begin Stored records

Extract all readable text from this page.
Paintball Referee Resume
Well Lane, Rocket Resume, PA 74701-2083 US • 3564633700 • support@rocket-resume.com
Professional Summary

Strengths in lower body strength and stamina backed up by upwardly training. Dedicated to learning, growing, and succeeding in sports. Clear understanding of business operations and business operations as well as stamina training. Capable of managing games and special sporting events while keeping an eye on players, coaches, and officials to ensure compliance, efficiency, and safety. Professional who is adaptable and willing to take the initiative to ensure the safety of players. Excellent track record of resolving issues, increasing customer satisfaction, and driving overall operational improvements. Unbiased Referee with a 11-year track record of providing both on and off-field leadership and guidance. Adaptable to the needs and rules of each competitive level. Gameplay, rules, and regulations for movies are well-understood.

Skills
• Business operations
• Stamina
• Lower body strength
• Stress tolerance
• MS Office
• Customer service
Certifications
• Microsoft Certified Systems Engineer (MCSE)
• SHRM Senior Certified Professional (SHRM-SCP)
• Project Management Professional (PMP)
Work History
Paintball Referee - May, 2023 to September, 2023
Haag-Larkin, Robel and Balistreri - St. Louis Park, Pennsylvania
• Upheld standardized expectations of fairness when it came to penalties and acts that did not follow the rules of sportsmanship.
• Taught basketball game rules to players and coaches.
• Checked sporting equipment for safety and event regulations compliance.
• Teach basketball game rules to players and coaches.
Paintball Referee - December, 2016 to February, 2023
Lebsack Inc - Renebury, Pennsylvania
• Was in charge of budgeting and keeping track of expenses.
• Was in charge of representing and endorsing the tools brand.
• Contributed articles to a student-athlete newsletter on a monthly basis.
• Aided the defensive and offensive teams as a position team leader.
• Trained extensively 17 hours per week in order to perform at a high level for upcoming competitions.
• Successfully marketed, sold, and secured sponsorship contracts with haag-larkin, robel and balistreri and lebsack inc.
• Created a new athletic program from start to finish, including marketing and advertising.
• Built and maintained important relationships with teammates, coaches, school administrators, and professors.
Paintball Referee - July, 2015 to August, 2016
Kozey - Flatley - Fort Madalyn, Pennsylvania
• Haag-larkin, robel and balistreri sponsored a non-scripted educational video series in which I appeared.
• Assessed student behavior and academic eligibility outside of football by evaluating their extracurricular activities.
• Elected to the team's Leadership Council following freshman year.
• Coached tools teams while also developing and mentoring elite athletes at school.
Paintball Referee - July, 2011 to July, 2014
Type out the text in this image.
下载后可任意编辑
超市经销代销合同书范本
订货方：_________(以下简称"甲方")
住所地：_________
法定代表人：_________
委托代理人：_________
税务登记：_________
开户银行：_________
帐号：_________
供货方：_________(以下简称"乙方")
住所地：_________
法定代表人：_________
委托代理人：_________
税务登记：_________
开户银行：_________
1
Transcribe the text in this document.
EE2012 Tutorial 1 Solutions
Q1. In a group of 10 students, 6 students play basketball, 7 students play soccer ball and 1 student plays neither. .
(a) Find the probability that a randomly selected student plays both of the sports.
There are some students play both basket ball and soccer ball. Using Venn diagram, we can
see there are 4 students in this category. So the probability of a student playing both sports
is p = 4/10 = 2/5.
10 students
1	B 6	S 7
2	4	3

end Stored records

Everything from the line with "Type out the text in this image." to the end of the listing above needs to be duplicated exactly, both end lines included, with nothing more.

[Response]
Type out the text in this image.
下载后可任意编辑
超市经销代销合同书范本
订货方：_________(以下简称"甲方")
住所地：_________
法定代表人：_________
委托代理人：_________
税务登记：_________
开户银行：_________
帐号：_________
供货方：_________(以下简称"乙方")
住所地：_________
法定代表人：_________
委托代理人：_________
税务登记：_________
开户银行：_________
1
Transcribe the text in this document.
EE2012 Tutorial 1 Solutions
Q1. In a group of 10 students, 6 students play basketball, 7 students play soccer ball and 1 student plays neither. .
(a) Find the probability that a randomly selected student plays both of the sports.
There are some students play both basket ball and soccer ball. Using Venn diagram, we can
see there are 4 students in this category. So the probability of a student playing both sports
is p = 4/10 = 2/5.
10 students
1	B 6	S 7
2	4	3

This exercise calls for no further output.